WORK INSTRUCTIONS
Give back every record below in full and exactly, but without a single image.

--- TASK INPUT Enclosed Below ---

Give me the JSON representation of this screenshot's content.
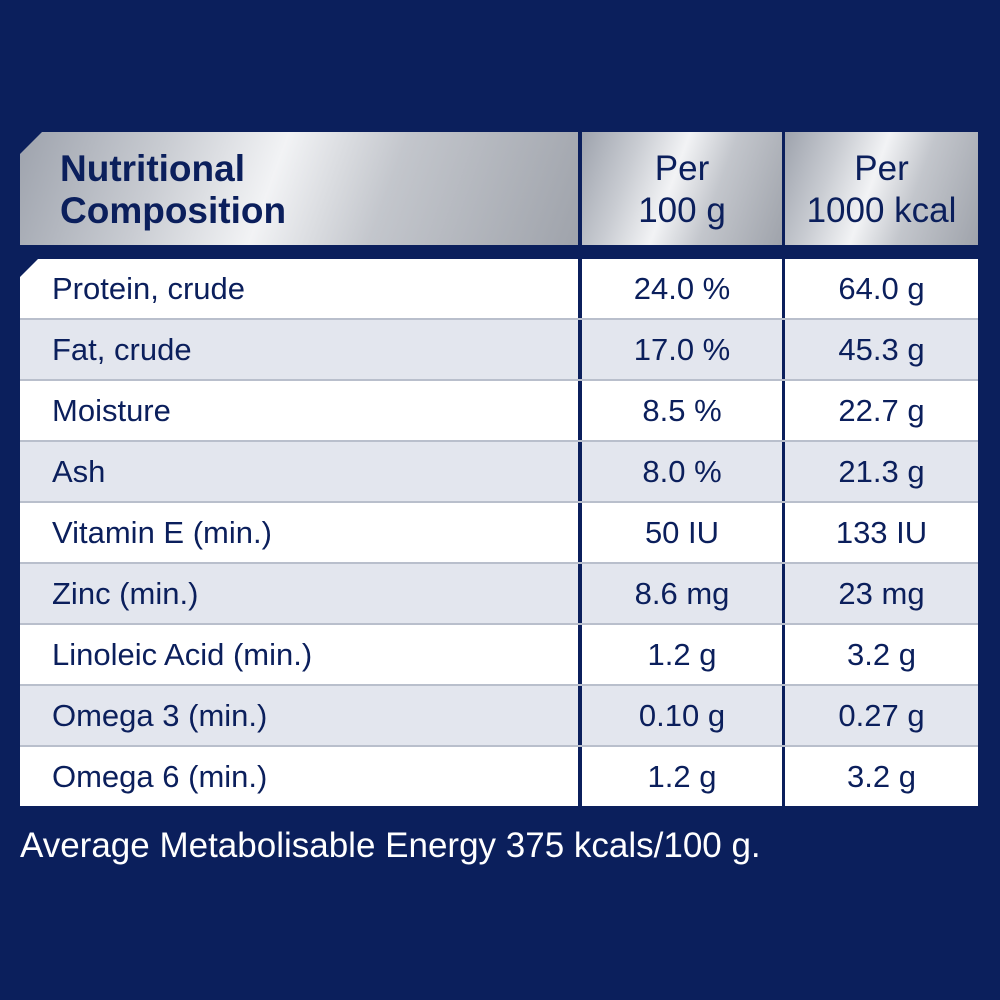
{
  "table": {
    "headers": [
      {
        "lines": [
          "Nutritional",
          "Composition"
        ]
      },
      {
        "lines": [
          "Per",
          "100 g"
        ]
      },
      {
        "lines": [
          "Per",
          "1000 kcal"
        ]
      }
    ],
    "rows": [
      {
        "nutrient": "Protein, crude",
        "per_100g": "24.0 %",
        "per_1000kcal": "64.0 g"
      },
      {
        "nutrient": "Fat, crude",
        "per_100g": "17.0 %",
        "per_1000kcal": "45.3 g"
      },
      {
        "nutrient": "Moisture",
        "per_100g": "8.5 %",
        "per_1000kcal": "22.7 g"
      },
      {
        "nutrient": "Ash",
        "per_100g": "8.0 %",
        "per_1000kcal": "21.3 g"
      },
      {
        "nutrient": "Vitamin E (min.)",
        "per_100g": "50 IU",
        "per_1000kcal": "133 IU"
      },
      {
        "nutrient": "Zinc (min.)",
        "per_100g": "8.6 mg",
        "per_1000kcal": "23 mg"
      },
      {
        "nutrient": "Linoleic Acid (min.)",
        "per_100g": "1.2 g",
        "per_1000kcal": "3.2 g"
      },
      {
        "nutrient": "Omega 3 (min.)",
        "per_100g": "0.10 g",
        "per_1000kcal": "0.27 g"
      },
      {
        "nutrient": "Omega 6 (min.)",
        "per_100g": "1.2 g",
        "per_1000kcal": "3.2 g"
      }
    ]
  },
  "footnote": "Average Metabolisable Energy 375 kcals/100 g.",
  "colors": {
    "background": "#0b1f5c",
    "text_dark": "#0b1f5c",
    "row_alt": "#e3e6ee",
    "row_white": "#ffffff"
  }
}
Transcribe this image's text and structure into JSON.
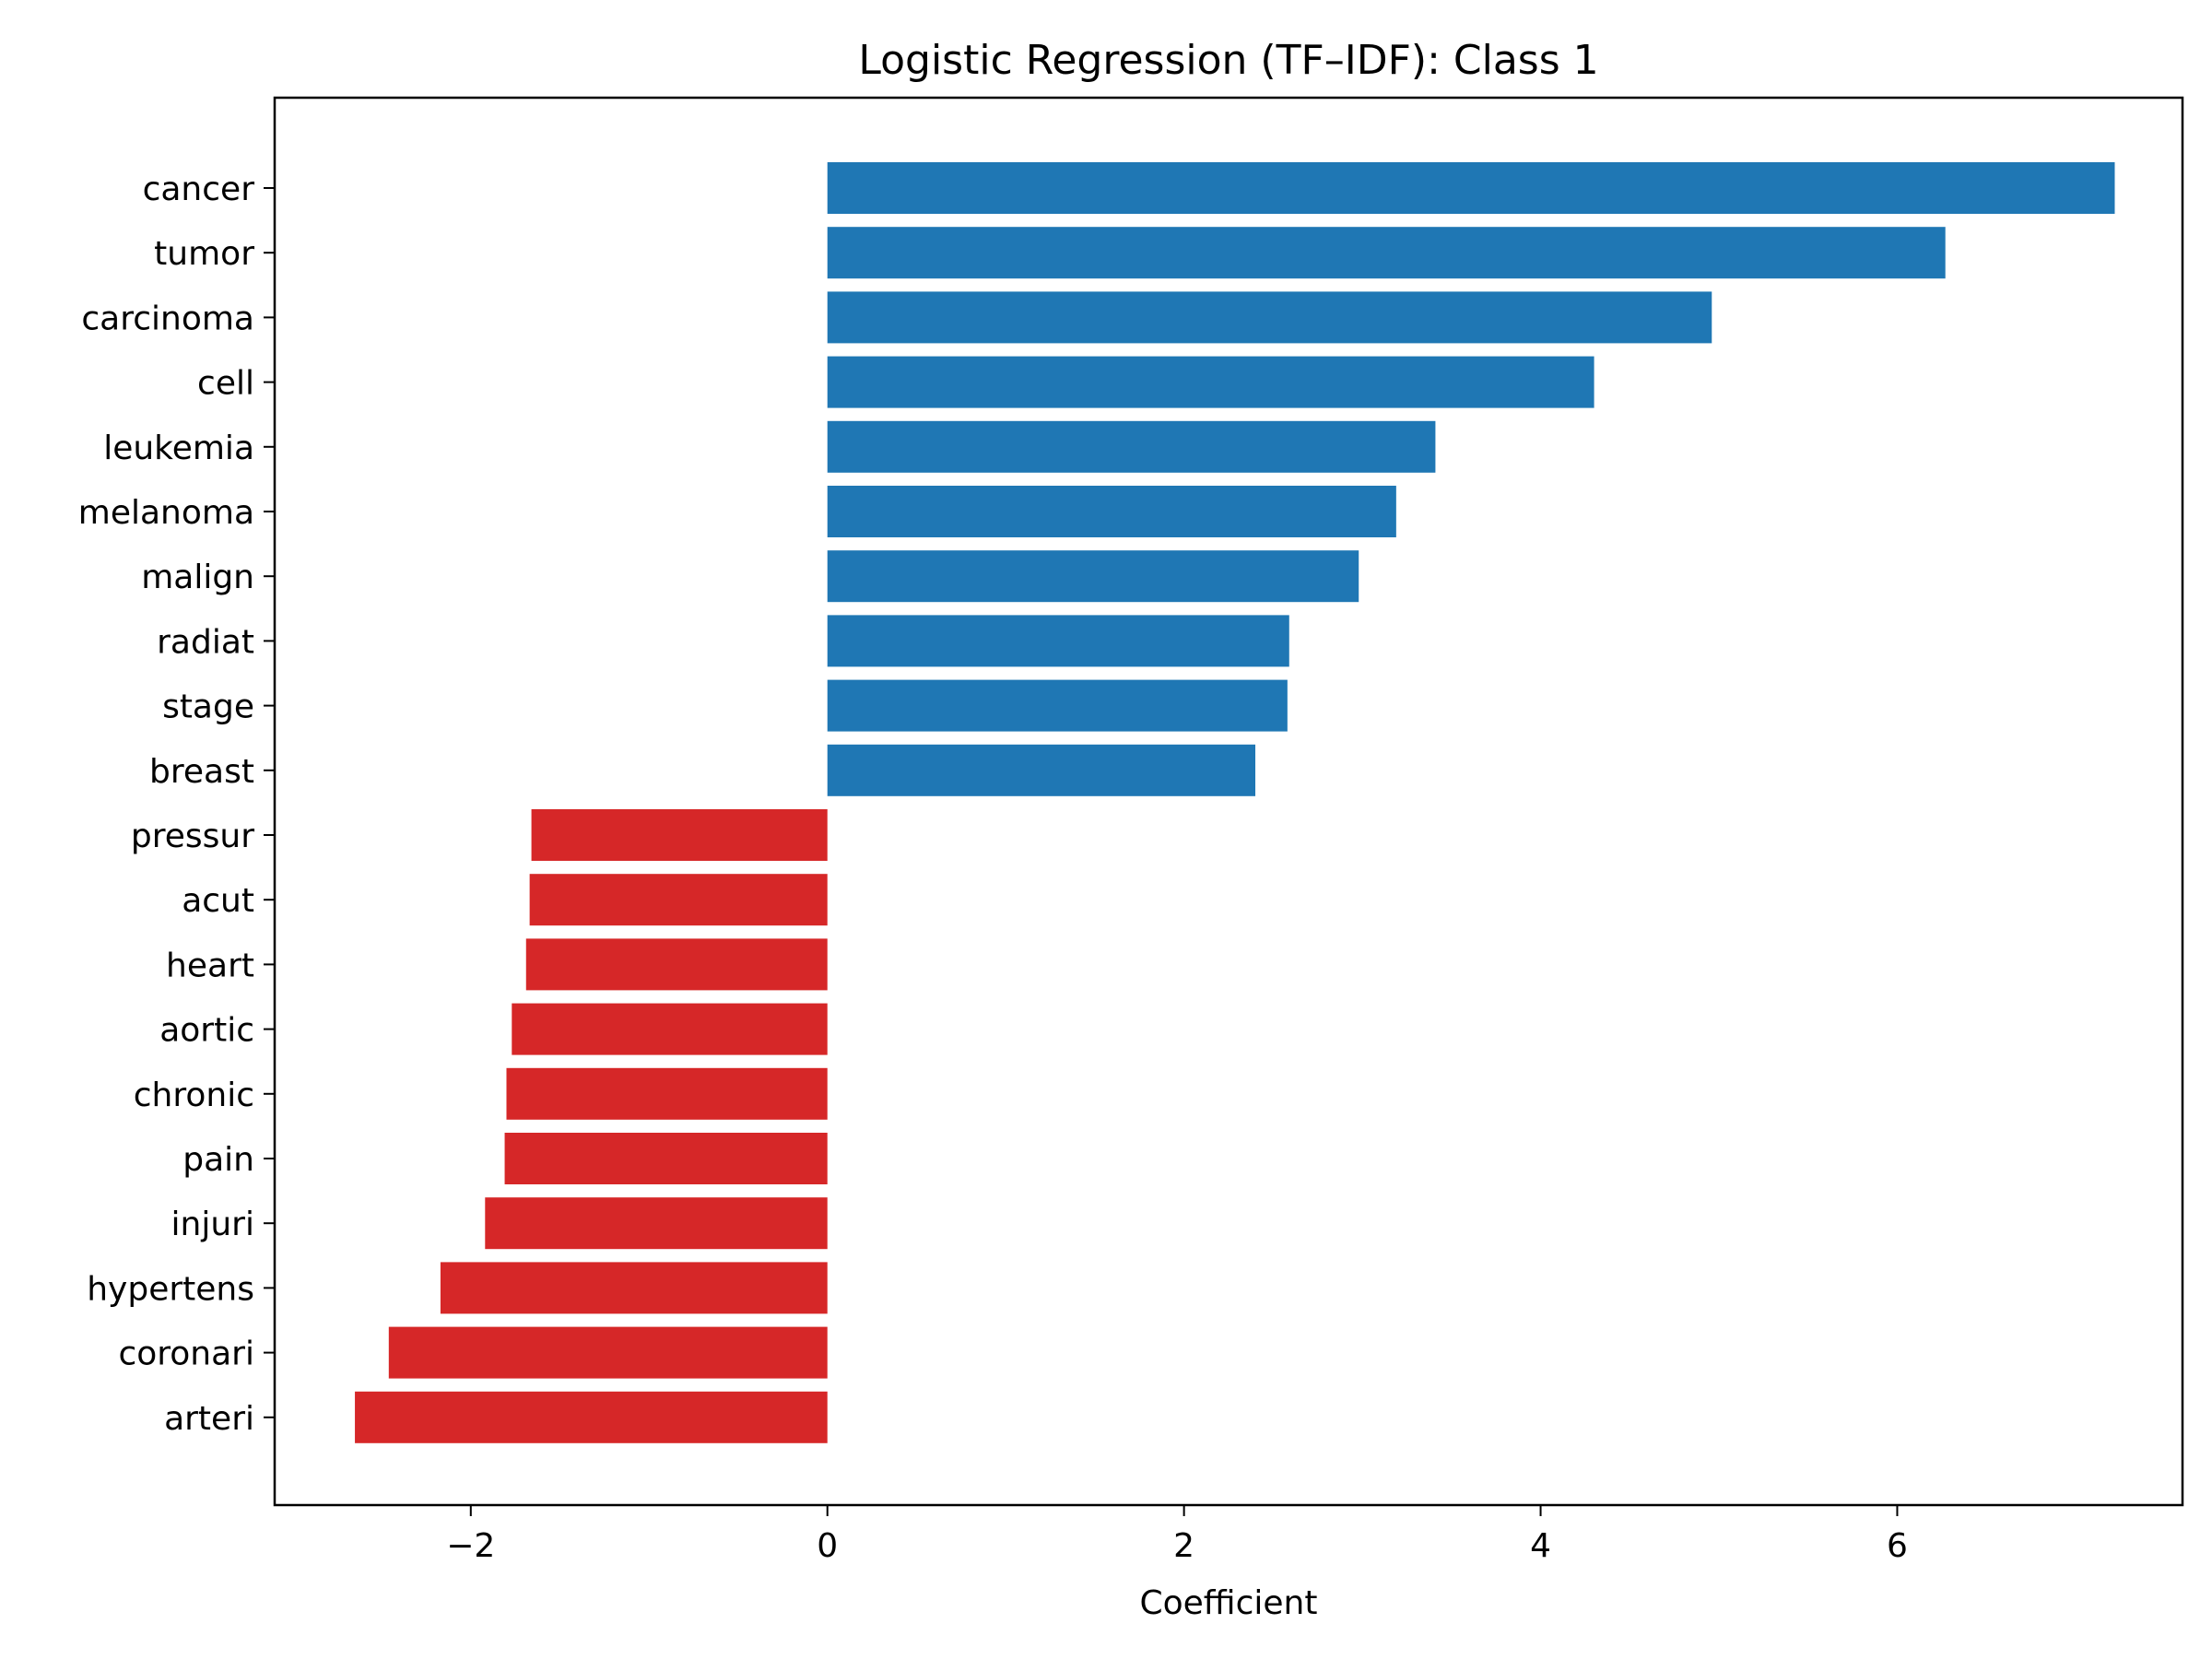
{
  "chart_data": {
    "type": "bar",
    "orientation": "horizontal",
    "title": "Logistic Regression (TF–IDF): Class 1",
    "xlabel": "Coefficient",
    "ylabel": "",
    "xlim": [
      -3.1,
      7.6
    ],
    "xticks": [
      -2,
      0,
      2,
      4,
      6
    ],
    "xtick_labels": [
      "−2",
      "0",
      "2",
      "4",
      "6"
    ],
    "grid": false,
    "legend": "none",
    "categories": [
      "cancer",
      "tumor",
      "carcinoma",
      "cell",
      "leukemia",
      "melanoma",
      "malign",
      "radiat",
      "stage",
      "breast",
      "pressur",
      "acut",
      "heart",
      "aortic",
      "chronic",
      "pain",
      "injuri",
      "hypertens",
      "coronari",
      "arteri"
    ],
    "values": [
      7.22,
      6.27,
      4.96,
      4.3,
      3.41,
      3.19,
      2.98,
      2.59,
      2.58,
      2.4,
      -1.66,
      -1.67,
      -1.69,
      -1.77,
      -1.8,
      -1.81,
      -1.92,
      -2.17,
      -2.46,
      -2.65
    ],
    "colors": {
      "positive": "#1f77b4",
      "negative": "#d62728"
    }
  }
}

--- End of Enclosed TASK INPUT ---

ANSWER FOR THE TASK
Give me the JSON representation of this screenshot's content.
{
  "table": {
    "headers": [
      {
        "lines": [
          "Nutritional",
          "Composition"
        ]
      },
      {
        "lines": [
          "Per",
          "100 g"
        ]
      },
      {
        "lines": [
          "Per",
          "1000 kcal"
        ]
      }
    ],
    "rows": [
      {
        "nutrient": "Protein, crude",
        "per_100g": "24.0 %",
        "per_1000kcal": "64.0 g"
      },
      {
        "nutrient": "Fat, crude",
        "per_100g": "17.0 %",
        "per_1000kcal": "45.3 g"
      },
      {
        "nutrient": "Moisture",
        "per_100g": "8.5 %",
        "per_1000kcal": "22.7 g"
      },
      {
        "nutrient": "Ash",
        "per_100g": "8.0 %",
        "per_1000kcal": "21.3 g"
      },
      {
        "nutrient": "Vitamin E (min.)",
        "per_100g": "50 IU",
        "per_1000kcal": "133 IU"
      },
      {
        "nutrient": "Zinc (min.)",
        "per_100g": "8.6 mg",
        "per_1000kcal": "23 mg"
      },
      {
        "nutrient": "Linoleic Acid (min.)",
        "per_100g": "1.2 g",
        "per_1000kcal": "3.2 g"
      },
      {
        "nutrient": "Omega 3 (min.)",
        "per_100g": "0.10 g",
        "per_1000kcal": "0.27 g"
      },
      {
        "nutrient": "Omega 6 (min.)",
        "per_100g": "1.2 g",
        "per_1000kcal": "3.2 g"
      }
    ]
  },
  "footnote": "Average Metabolisable Energy 375 kcals/100 g.",
  "colors": {
    "background": "#0b1f5c",
    "text_dark": "#0b1f5c",
    "row_alt": "#e3e6ee",
    "row_white": "#ffffff"
  }
}
Transcribe this image's text and structure into JSON.
{
  "chart_data": {
    "type": "bar",
    "orientation": "horizontal",
    "title": "Logistic Regression (TF–IDF): Class 1",
    "xlabel": "Coefficient",
    "ylabel": "",
    "xlim": [
      -3.1,
      7.6
    ],
    "xticks": [
      -2,
      0,
      2,
      4,
      6
    ],
    "xtick_labels": [
      "−2",
      "0",
      "2",
      "4",
      "6"
    ],
    "grid": false,
    "legend": "none",
    "categories": [
      "cancer",
      "tumor",
      "carcinoma",
      "cell",
      "leukemia",
      "melanoma",
      "malign",
      "radiat",
      "stage",
      "breast",
      "pressur",
      "acut",
      "heart",
      "aortic",
      "chronic",
      "pain",
      "injuri",
      "hypertens",
      "coronari",
      "arteri"
    ],
    "values": [
      7.22,
      6.27,
      4.96,
      4.3,
      3.41,
      3.19,
      2.98,
      2.59,
      2.58,
      2.4,
      -1.66,
      -1.67,
      -1.69,
      -1.77,
      -1.8,
      -1.81,
      -1.92,
      -2.17,
      -2.46,
      -2.65
    ],
    "colors": {
      "positive": "#1f77b4",
      "negative": "#d62728"
    }
  }
}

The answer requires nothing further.